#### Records
--
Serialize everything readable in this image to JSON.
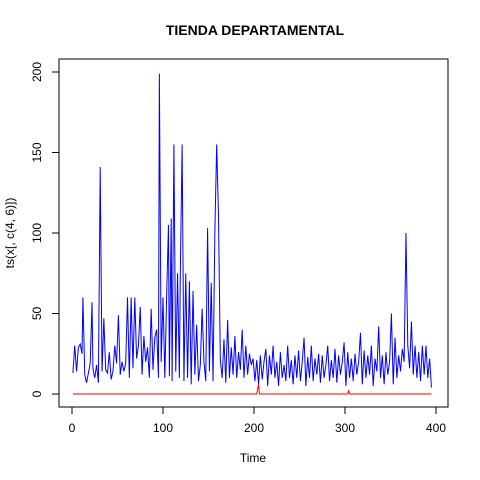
{
  "chart_data": {
    "type": "line",
    "title": "TIENDA DEPARTAMENTAL",
    "xlabel": "Time",
    "ylabel": "ts(x[, c(4, 6)])",
    "xlim": [
      1,
      395
    ],
    "ylim": [
      0,
      200
    ],
    "xticks": [
      0,
      100,
      200,
      300,
      400
    ],
    "yticks": [
      0,
      50,
      100,
      150,
      200
    ],
    "grid": false,
    "legend": "none",
    "series": [
      {
        "color": "#0000FF",
        "points": [
          [
            1,
            13
          ],
          [
            3,
            30
          ],
          [
            5,
            14
          ],
          [
            7,
            29
          ],
          [
            9,
            31
          ],
          [
            11,
            25
          ],
          [
            12,
            60
          ],
          [
            14,
            12
          ],
          [
            16,
            7
          ],
          [
            18,
            13
          ],
          [
            20,
            19
          ],
          [
            22,
            57
          ],
          [
            23,
            16
          ],
          [
            25,
            10
          ],
          [
            27,
            18
          ],
          [
            29,
            7
          ],
          [
            31,
            141
          ],
          [
            33,
            14
          ],
          [
            35,
            47
          ],
          [
            37,
            15
          ],
          [
            39,
            13
          ],
          [
            41,
            26
          ],
          [
            43,
            9
          ],
          [
            45,
            14
          ],
          [
            47,
            30
          ],
          [
            49,
            19
          ],
          [
            51,
            49
          ],
          [
            53,
            12
          ],
          [
            55,
            20
          ],
          [
            57,
            14
          ],
          [
            59,
            19
          ],
          [
            61,
            60
          ],
          [
            63,
            10
          ],
          [
            65,
            60
          ],
          [
            67,
            16
          ],
          [
            69,
            60
          ],
          [
            71,
            22
          ],
          [
            73,
            30
          ],
          [
            75,
            54
          ],
          [
            77,
            12
          ],
          [
            79,
            36
          ],
          [
            81,
            20
          ],
          [
            83,
            29
          ],
          [
            85,
            10
          ],
          [
            87,
            53
          ],
          [
            89,
            15
          ],
          [
            91,
            35
          ],
          [
            93,
            40
          ],
          [
            95,
            10
          ],
          [
            96,
            199
          ],
          [
            98,
            20
          ],
          [
            100,
            60
          ],
          [
            102,
            10
          ],
          [
            104,
            61
          ],
          [
            106,
            105
          ],
          [
            107,
            11
          ],
          [
            109,
            109
          ],
          [
            110,
            8
          ],
          [
            112,
            155
          ],
          [
            114,
            14
          ],
          [
            116,
            75
          ],
          [
            118,
            10
          ],
          [
            119,
            74
          ],
          [
            121,
            155
          ],
          [
            123,
            8
          ],
          [
            125,
            75
          ],
          [
            127,
            10
          ],
          [
            129,
            70
          ],
          [
            131,
            6
          ],
          [
            133,
            64
          ],
          [
            135,
            12
          ],
          [
            137,
            43
          ],
          [
            139,
            8
          ],
          [
            141,
            18
          ],
          [
            143,
            53
          ],
          [
            145,
            20
          ],
          [
            147,
            8
          ],
          [
            149,
            103
          ],
          [
            151,
            14
          ],
          [
            153,
            69
          ],
          [
            155,
            8
          ],
          [
            157,
            101
          ],
          [
            159,
            155
          ],
          [
            161,
            110
          ],
          [
            163,
            21
          ],
          [
            165,
            10
          ],
          [
            167,
            34
          ],
          [
            169,
            7
          ],
          [
            171,
            46
          ],
          [
            173,
            10
          ],
          [
            175,
            29
          ],
          [
            177,
            12
          ],
          [
            179,
            36
          ],
          [
            181,
            10
          ],
          [
            183,
            26
          ],
          [
            185,
            15
          ],
          [
            187,
            40
          ],
          [
            189,
            10
          ],
          [
            191,
            30
          ],
          [
            193,
            12
          ],
          [
            195,
            25
          ],
          [
            197,
            18
          ],
          [
            199,
            22
          ],
          [
            201,
            8
          ],
          [
            203,
            21
          ],
          [
            205,
            6
          ],
          [
            207,
            24
          ],
          [
            209,
            9
          ],
          [
            211,
            20
          ],
          [
            213,
            28
          ],
          [
            215,
            5
          ],
          [
            217,
            24
          ],
          [
            219,
            12
          ],
          [
            221,
            30
          ],
          [
            223,
            10
          ],
          [
            225,
            20
          ],
          [
            227,
            5
          ],
          [
            229,
            26
          ],
          [
            231,
            10
          ],
          [
            233,
            18
          ],
          [
            235,
            8
          ],
          [
            237,
            30
          ],
          [
            239,
            10
          ],
          [
            241,
            21
          ],
          [
            243,
            6
          ],
          [
            245,
            24
          ],
          [
            247,
            10
          ],
          [
            249,
            27
          ],
          [
            251,
            8
          ],
          [
            253,
            20
          ],
          [
            255,
            35
          ],
          [
            257,
            5
          ],
          [
            259,
            23
          ],
          [
            261,
            10
          ],
          [
            263,
            30
          ],
          [
            265,
            8
          ],
          [
            267,
            22
          ],
          [
            269,
            12
          ],
          [
            271,
            25
          ],
          [
            273,
            7
          ],
          [
            275,
            24
          ],
          [
            277,
            10
          ],
          [
            279,
            18
          ],
          [
            281,
            30
          ],
          [
            283,
            8
          ],
          [
            285,
            21
          ],
          [
            287,
            10
          ],
          [
            289,
            28
          ],
          [
            291,
            7
          ],
          [
            293,
            24
          ],
          [
            295,
            12
          ],
          [
            297,
            20
          ],
          [
            299,
            32
          ],
          [
            301,
            5
          ],
          [
            303,
            26
          ],
          [
            305,
            10
          ],
          [
            307,
            22
          ],
          [
            309,
            8
          ],
          [
            311,
            25
          ],
          [
            313,
            12
          ],
          [
            315,
            20
          ],
          [
            317,
            38
          ],
          [
            319,
            6
          ],
          [
            321,
            27
          ],
          [
            323,
            10
          ],
          [
            325,
            24
          ],
          [
            327,
            12
          ],
          [
            329,
            30
          ],
          [
            331,
            5
          ],
          [
            333,
            22
          ],
          [
            335,
            14
          ],
          [
            337,
            42
          ],
          [
            339,
            10
          ],
          [
            341,
            24
          ],
          [
            343,
            6
          ],
          [
            345,
            26
          ],
          [
            347,
            12
          ],
          [
            349,
            20
          ],
          [
            351,
            50
          ],
          [
            353,
            6
          ],
          [
            355,
            35
          ],
          [
            357,
            10
          ],
          [
            359,
            24
          ],
          [
            361,
            14
          ],
          [
            363,
            28
          ],
          [
            365,
            20
          ],
          [
            367,
            100
          ],
          [
            369,
            30
          ],
          [
            371,
            16
          ],
          [
            373,
            45
          ],
          [
            375,
            12
          ],
          [
            377,
            30
          ],
          [
            379,
            10
          ],
          [
            381,
            26
          ],
          [
            383,
            8
          ],
          [
            385,
            30
          ],
          [
            387,
            12
          ],
          [
            389,
            30
          ],
          [
            391,
            10
          ],
          [
            393,
            22
          ],
          [
            395,
            4
          ]
        ]
      },
      {
        "color": "#FF0000",
        "points": [
          [
            1,
            0
          ],
          [
            203,
            0
          ],
          [
            205,
            6
          ],
          [
            206,
            0
          ],
          [
            303,
            0
          ],
          [
            304,
            2
          ],
          [
            305,
            0
          ],
          [
            395,
            0
          ]
        ]
      }
    ]
  }
}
--
#### Task instructions
Make an exact copy of the records above, with the pictures left out.

#### Complete output
Serialize everything readable in this image to JSON.
{
  "chart_data": {
    "type": "line",
    "title": "TIENDA DEPARTAMENTAL",
    "xlabel": "Time",
    "ylabel": "ts(x[, c(4, 6)])",
    "xlim": [
      1,
      395
    ],
    "ylim": [
      0,
      200
    ],
    "xticks": [
      0,
      100,
      200,
      300,
      400
    ],
    "yticks": [
      0,
      50,
      100,
      150,
      200
    ],
    "grid": false,
    "legend": "none",
    "series": [
      {
        "color": "#0000FF",
        "points": [
          [
            1,
            13
          ],
          [
            3,
            30
          ],
          [
            5,
            14
          ],
          [
            7,
            29
          ],
          [
            9,
            31
          ],
          [
            11,
            25
          ],
          [
            12,
            60
          ],
          [
            14,
            12
          ],
          [
            16,
            7
          ],
          [
            18,
            13
          ],
          [
            20,
            19
          ],
          [
            22,
            57
          ],
          [
            23,
            16
          ],
          [
            25,
            10
          ],
          [
            27,
            18
          ],
          [
            29,
            7
          ],
          [
            31,
            141
          ],
          [
            33,
            14
          ],
          [
            35,
            47
          ],
          [
            37,
            15
          ],
          [
            39,
            13
          ],
          [
            41,
            26
          ],
          [
            43,
            9
          ],
          [
            45,
            14
          ],
          [
            47,
            30
          ],
          [
            49,
            19
          ],
          [
            51,
            49
          ],
          [
            53,
            12
          ],
          [
            55,
            20
          ],
          [
            57,
            14
          ],
          [
            59,
            19
          ],
          [
            61,
            60
          ],
          [
            63,
            10
          ],
          [
            65,
            60
          ],
          [
            67,
            16
          ],
          [
            69,
            60
          ],
          [
            71,
            22
          ],
          [
            73,
            30
          ],
          [
            75,
            54
          ],
          [
            77,
            12
          ],
          [
            79,
            36
          ],
          [
            81,
            20
          ],
          [
            83,
            29
          ],
          [
            85,
            10
          ],
          [
            87,
            53
          ],
          [
            89,
            15
          ],
          [
            91,
            35
          ],
          [
            93,
            40
          ],
          [
            95,
            10
          ],
          [
            96,
            199
          ],
          [
            98,
            20
          ],
          [
            100,
            60
          ],
          [
            102,
            10
          ],
          [
            104,
            61
          ],
          [
            106,
            105
          ],
          [
            107,
            11
          ],
          [
            109,
            109
          ],
          [
            110,
            8
          ],
          [
            112,
            155
          ],
          [
            114,
            14
          ],
          [
            116,
            75
          ],
          [
            118,
            10
          ],
          [
            119,
            74
          ],
          [
            121,
            155
          ],
          [
            123,
            8
          ],
          [
            125,
            75
          ],
          [
            127,
            10
          ],
          [
            129,
            70
          ],
          [
            131,
            6
          ],
          [
            133,
            64
          ],
          [
            135,
            12
          ],
          [
            137,
            43
          ],
          [
            139,
            8
          ],
          [
            141,
            18
          ],
          [
            143,
            53
          ],
          [
            145,
            20
          ],
          [
            147,
            8
          ],
          [
            149,
            103
          ],
          [
            151,
            14
          ],
          [
            153,
            69
          ],
          [
            155,
            8
          ],
          [
            157,
            101
          ],
          [
            159,
            155
          ],
          [
            161,
            110
          ],
          [
            163,
            21
          ],
          [
            165,
            10
          ],
          [
            167,
            34
          ],
          [
            169,
            7
          ],
          [
            171,
            46
          ],
          [
            173,
            10
          ],
          [
            175,
            29
          ],
          [
            177,
            12
          ],
          [
            179,
            36
          ],
          [
            181,
            10
          ],
          [
            183,
            26
          ],
          [
            185,
            15
          ],
          [
            187,
            40
          ],
          [
            189,
            10
          ],
          [
            191,
            30
          ],
          [
            193,
            12
          ],
          [
            195,
            25
          ],
          [
            197,
            18
          ],
          [
            199,
            22
          ],
          [
            201,
            8
          ],
          [
            203,
            21
          ],
          [
            205,
            6
          ],
          [
            207,
            24
          ],
          [
            209,
            9
          ],
          [
            211,
            20
          ],
          [
            213,
            28
          ],
          [
            215,
            5
          ],
          [
            217,
            24
          ],
          [
            219,
            12
          ],
          [
            221,
            30
          ],
          [
            223,
            10
          ],
          [
            225,
            20
          ],
          [
            227,
            5
          ],
          [
            229,
            26
          ],
          [
            231,
            10
          ],
          [
            233,
            18
          ],
          [
            235,
            8
          ],
          [
            237,
            30
          ],
          [
            239,
            10
          ],
          [
            241,
            21
          ],
          [
            243,
            6
          ],
          [
            245,
            24
          ],
          [
            247,
            10
          ],
          [
            249,
            27
          ],
          [
            251,
            8
          ],
          [
            253,
            20
          ],
          [
            255,
            35
          ],
          [
            257,
            5
          ],
          [
            259,
            23
          ],
          [
            261,
            10
          ],
          [
            263,
            30
          ],
          [
            265,
            8
          ],
          [
            267,
            22
          ],
          [
            269,
            12
          ],
          [
            271,
            25
          ],
          [
            273,
            7
          ],
          [
            275,
            24
          ],
          [
            277,
            10
          ],
          [
            279,
            18
          ],
          [
            281,
            30
          ],
          [
            283,
            8
          ],
          [
            285,
            21
          ],
          [
            287,
            10
          ],
          [
            289,
            28
          ],
          [
            291,
            7
          ],
          [
            293,
            24
          ],
          [
            295,
            12
          ],
          [
            297,
            20
          ],
          [
            299,
            32
          ],
          [
            301,
            5
          ],
          [
            303,
            26
          ],
          [
            305,
            10
          ],
          [
            307,
            22
          ],
          [
            309,
            8
          ],
          [
            311,
            25
          ],
          [
            313,
            12
          ],
          [
            315,
            20
          ],
          [
            317,
            38
          ],
          [
            319,
            6
          ],
          [
            321,
            27
          ],
          [
            323,
            10
          ],
          [
            325,
            24
          ],
          [
            327,
            12
          ],
          [
            329,
            30
          ],
          [
            331,
            5
          ],
          [
            333,
            22
          ],
          [
            335,
            14
          ],
          [
            337,
            42
          ],
          [
            339,
            10
          ],
          [
            341,
            24
          ],
          [
            343,
            6
          ],
          [
            345,
            26
          ],
          [
            347,
            12
          ],
          [
            349,
            20
          ],
          [
            351,
            50
          ],
          [
            353,
            6
          ],
          [
            355,
            35
          ],
          [
            357,
            10
          ],
          [
            359,
            24
          ],
          [
            361,
            14
          ],
          [
            363,
            28
          ],
          [
            365,
            20
          ],
          [
            367,
            100
          ],
          [
            369,
            30
          ],
          [
            371,
            16
          ],
          [
            373,
            45
          ],
          [
            375,
            12
          ],
          [
            377,
            30
          ],
          [
            379,
            10
          ],
          [
            381,
            26
          ],
          [
            383,
            8
          ],
          [
            385,
            30
          ],
          [
            387,
            12
          ],
          [
            389,
            30
          ],
          [
            391,
            10
          ],
          [
            393,
            22
          ],
          [
            395,
            4
          ]
        ]
      },
      {
        "color": "#FF0000",
        "points": [
          [
            1,
            0
          ],
          [
            203,
            0
          ],
          [
            205,
            6
          ],
          [
            206,
            0
          ],
          [
            303,
            0
          ],
          [
            304,
            2
          ],
          [
            305,
            0
          ],
          [
            395,
            0
          ]
        ]
      }
    ]
  }
}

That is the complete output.